4C3 Human Monoclonal Antibody: A Proof of Concept for Non-pathogenic Proteinase 3 Anti-neutrophil Cytoplasmic Antibodies in Granulomatosis With Polyangiitis

• Published in: Frontiers in immunology Vol. 11; p. 573040
• Main Authors: Granel, Jérôme, Lemoine, Roxane, Morello, Eric, Gallais, Yann, Mariot, Julie, Drapeau, Marion, Musnier, Astrid, Poupon, Anne, Pugnière, Martine, Seren, Seda, Nouar, Dalila, Gouilleux-Gruart, Valérie, Watier, Hervé, Korkmaz, Brice, Hoarau, Cyrille
• Format: Journal Article
• Language: English
• Published: Switzerland Frontiers 25.09.2020; Frontiers Media S.A
• Subjects: anti-neutrophil cytoplasmic antibodies; epitope; granulomatosis with polyangiitis; human neutrophils; Immunology; Life Sciences; proteinase 3; granulomatosis with polyangiitis; proteinase 3; epitope; anti-neutrophil cytoplasmic antibodies; human neutrophils; biologie computationnelle
• ISSN: 1664-3224; 1664-3224
• DOI: 10.3389/fimmu.2020.573040

Granulomatosis with polyangiitis (GPA) is a severe autoimmune vasculitis associated with the presence of anti-neutrophil cytoplasmic antibodies (ANCA) mainly targeting proteinase 3 (PR3), a neutrophilic serine proteinase. PR3-ANCA binding to membrane-bound PR3 on neutrophils induce their auto-immune activation responsible for vascular lesions. However, the correlation between PR3-ANCA level and disease activity remains inconsistent, suggesting the existence of non-pathogenic PR3-ANCA. In order to prove their existence, we immortalized B lymphocytes from blood samples of GPA patients in remission having persistent PR3-ANCA to isolate non-activating PR3-ANCA. We obtained for the first time a non-activating human IgG1κ anti-PR3 monoclonal antibody (mAb) named 4C3. This new mAb binds soluble PR3 with a high affinity and membrane-bound PR3 on an epitope close to the PR3 hydrophobic patch and in the vicinity of the active site. 4C3 is able to bind FcγRIIA and FcγRIIIB and has a G2F glycosylation profile on asparagine 297. 4C3 did not induce activation of neutrophils and could inhibit human polyclonal PR3-ANCA-induced activation suggesting that 4C3 is non-pathogenic. This characteristic relies on the recognized epitope on PR3 rather than to the Fc portion properties. The existence of non-pathogenic PR3-ANCA, which do not activate neutrophils, could explain the persistence of high PR3-ANCA levels in some GPA patients in remission and why PR3-ANCA would not predict relapse. Finally, these results offer promising perspectives particularly regarding the understanding of PR3-ANCA pathogenicity and the development of new diagnostic and therapeutic strategies in GPA.

* * * *

◆ Requirement 1:
Answer these questions from the 4C3 antibody abstract:
(a) In which journal and volume was the work published?
(b) Which Fc receptors can 4C3 bind?
(c) What glycosylation profile does 4C3 have on asparagine 297?
◆ Requirement 2:
Decide whether each statement agrees with the 4C3 antibody abstract. Answer yes or no, and quote the words that decide it.
(a) 4C3 is a human IgG1κ antibody.
(b) 4C3's non-pathogenic character depends mainly on the properties of its Fc portion.
(c) The work was published on 25.09.2020.

* * * *

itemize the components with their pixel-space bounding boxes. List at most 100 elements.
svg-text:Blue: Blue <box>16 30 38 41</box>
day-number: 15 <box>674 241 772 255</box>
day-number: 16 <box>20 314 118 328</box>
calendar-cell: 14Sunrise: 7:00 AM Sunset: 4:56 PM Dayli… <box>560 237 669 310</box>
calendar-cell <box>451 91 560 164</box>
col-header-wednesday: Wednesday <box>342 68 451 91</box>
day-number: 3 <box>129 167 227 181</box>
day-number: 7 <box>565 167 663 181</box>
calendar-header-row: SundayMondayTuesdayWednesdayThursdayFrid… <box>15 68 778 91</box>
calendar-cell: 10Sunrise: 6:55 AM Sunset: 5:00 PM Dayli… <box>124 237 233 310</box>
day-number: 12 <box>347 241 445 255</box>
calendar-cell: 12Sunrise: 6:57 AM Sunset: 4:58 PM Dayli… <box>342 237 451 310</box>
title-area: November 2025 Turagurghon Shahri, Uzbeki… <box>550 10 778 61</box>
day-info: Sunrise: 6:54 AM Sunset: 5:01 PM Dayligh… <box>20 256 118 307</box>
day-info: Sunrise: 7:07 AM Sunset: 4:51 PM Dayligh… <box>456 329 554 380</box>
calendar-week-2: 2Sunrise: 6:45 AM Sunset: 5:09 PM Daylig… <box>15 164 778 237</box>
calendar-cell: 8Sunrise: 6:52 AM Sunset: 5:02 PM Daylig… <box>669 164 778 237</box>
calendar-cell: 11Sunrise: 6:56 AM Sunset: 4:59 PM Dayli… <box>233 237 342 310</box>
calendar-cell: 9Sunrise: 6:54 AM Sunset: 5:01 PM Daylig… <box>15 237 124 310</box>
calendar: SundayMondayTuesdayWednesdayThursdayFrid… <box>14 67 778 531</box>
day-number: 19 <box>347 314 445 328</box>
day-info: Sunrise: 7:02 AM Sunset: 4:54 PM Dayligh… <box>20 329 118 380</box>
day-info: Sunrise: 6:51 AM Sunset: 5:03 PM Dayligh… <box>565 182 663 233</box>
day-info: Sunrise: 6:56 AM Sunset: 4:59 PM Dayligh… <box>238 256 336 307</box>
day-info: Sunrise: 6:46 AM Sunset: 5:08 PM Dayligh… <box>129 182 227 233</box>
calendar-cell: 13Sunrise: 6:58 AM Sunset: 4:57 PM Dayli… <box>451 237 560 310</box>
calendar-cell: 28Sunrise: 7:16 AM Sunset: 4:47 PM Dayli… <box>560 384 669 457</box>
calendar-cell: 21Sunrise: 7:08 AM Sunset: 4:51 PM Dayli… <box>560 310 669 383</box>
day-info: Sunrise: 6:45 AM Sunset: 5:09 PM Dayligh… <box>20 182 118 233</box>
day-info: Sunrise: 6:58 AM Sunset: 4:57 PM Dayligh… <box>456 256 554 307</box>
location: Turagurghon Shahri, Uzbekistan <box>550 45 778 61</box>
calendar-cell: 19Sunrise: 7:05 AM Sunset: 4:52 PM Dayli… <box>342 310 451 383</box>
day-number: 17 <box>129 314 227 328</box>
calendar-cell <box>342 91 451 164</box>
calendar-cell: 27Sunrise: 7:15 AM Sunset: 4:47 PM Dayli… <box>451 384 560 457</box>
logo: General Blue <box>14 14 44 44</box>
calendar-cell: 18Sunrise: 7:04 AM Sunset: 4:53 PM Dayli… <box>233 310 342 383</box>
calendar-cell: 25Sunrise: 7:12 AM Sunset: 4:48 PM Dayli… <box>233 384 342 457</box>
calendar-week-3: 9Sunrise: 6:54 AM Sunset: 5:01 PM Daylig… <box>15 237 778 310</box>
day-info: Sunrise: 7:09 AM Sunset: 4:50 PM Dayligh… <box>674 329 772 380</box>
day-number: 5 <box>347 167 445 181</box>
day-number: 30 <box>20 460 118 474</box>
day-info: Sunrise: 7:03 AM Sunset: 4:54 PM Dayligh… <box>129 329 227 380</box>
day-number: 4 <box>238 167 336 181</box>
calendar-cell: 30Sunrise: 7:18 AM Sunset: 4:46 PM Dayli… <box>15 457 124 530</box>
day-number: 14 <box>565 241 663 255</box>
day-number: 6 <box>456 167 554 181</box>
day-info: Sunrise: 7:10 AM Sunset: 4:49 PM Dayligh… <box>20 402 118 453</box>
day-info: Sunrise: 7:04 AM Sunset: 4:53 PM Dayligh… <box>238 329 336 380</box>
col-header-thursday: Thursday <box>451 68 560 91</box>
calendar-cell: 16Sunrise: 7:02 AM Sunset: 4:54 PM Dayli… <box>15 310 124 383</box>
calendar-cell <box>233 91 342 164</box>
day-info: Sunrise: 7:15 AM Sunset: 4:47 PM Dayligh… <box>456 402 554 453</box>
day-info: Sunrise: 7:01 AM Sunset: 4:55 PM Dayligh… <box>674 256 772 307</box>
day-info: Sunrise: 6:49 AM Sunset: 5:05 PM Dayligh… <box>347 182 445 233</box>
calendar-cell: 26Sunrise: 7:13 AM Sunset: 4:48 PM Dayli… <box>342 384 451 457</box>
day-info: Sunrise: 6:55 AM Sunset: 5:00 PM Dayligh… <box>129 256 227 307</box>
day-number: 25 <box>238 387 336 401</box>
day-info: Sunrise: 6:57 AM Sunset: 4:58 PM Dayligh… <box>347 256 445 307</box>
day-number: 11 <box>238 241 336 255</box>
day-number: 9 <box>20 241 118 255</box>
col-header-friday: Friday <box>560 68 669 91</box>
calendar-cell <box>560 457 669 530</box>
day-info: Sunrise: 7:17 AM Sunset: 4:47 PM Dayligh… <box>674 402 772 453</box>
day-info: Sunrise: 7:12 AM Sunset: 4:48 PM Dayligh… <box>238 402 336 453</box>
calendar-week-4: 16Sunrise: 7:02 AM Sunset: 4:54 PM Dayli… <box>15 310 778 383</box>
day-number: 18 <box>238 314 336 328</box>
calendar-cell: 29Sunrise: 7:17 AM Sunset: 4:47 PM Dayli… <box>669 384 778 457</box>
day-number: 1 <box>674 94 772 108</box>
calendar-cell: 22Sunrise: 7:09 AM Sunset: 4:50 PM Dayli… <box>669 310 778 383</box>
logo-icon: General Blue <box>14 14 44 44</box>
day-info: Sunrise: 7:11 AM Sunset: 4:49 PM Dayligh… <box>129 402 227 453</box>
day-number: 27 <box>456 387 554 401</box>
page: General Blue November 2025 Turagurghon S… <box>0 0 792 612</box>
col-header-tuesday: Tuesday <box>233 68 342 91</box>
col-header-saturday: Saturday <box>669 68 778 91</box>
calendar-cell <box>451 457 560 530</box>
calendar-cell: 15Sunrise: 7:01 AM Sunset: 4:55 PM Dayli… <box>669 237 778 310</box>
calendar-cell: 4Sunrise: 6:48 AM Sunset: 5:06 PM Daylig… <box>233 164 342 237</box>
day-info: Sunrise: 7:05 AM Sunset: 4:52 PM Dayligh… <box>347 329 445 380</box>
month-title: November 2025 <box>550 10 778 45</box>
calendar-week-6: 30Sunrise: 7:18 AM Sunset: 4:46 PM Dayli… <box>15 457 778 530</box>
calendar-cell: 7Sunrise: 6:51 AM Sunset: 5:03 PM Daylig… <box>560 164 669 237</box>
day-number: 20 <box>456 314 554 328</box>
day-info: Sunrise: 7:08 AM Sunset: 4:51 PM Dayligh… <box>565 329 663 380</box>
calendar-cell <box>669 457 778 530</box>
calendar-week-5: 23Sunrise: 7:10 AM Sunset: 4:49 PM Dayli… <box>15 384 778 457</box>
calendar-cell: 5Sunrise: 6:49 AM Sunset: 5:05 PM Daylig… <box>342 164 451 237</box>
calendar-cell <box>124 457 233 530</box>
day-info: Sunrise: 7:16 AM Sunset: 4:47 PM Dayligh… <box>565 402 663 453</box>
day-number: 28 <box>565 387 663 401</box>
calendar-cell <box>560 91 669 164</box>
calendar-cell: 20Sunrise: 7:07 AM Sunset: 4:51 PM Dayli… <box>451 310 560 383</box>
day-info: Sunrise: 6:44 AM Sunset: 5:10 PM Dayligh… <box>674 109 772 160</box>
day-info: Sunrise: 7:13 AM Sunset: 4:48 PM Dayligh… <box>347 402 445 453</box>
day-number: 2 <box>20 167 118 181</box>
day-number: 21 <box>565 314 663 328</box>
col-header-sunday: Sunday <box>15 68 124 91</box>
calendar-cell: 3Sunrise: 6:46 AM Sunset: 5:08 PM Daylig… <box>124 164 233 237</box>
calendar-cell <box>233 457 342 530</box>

* * * *

◆ Task answer 1:
(a) Frontiers in immunology, Vol. 11
(b) FcγRIIA and FcγRIIIB
(c) G2F

◆ Task answer 2:
(a) Yes: "a non-activating human IgG1κ anti-PR3 monoclonal antibody (mAb) named 4C3"
(b) No: "This characteristic relies on the recognized epitope on PR3 rather than to the Fc portion properties."
(c) Yes: "Switzerland Frontiers 25.09.2020"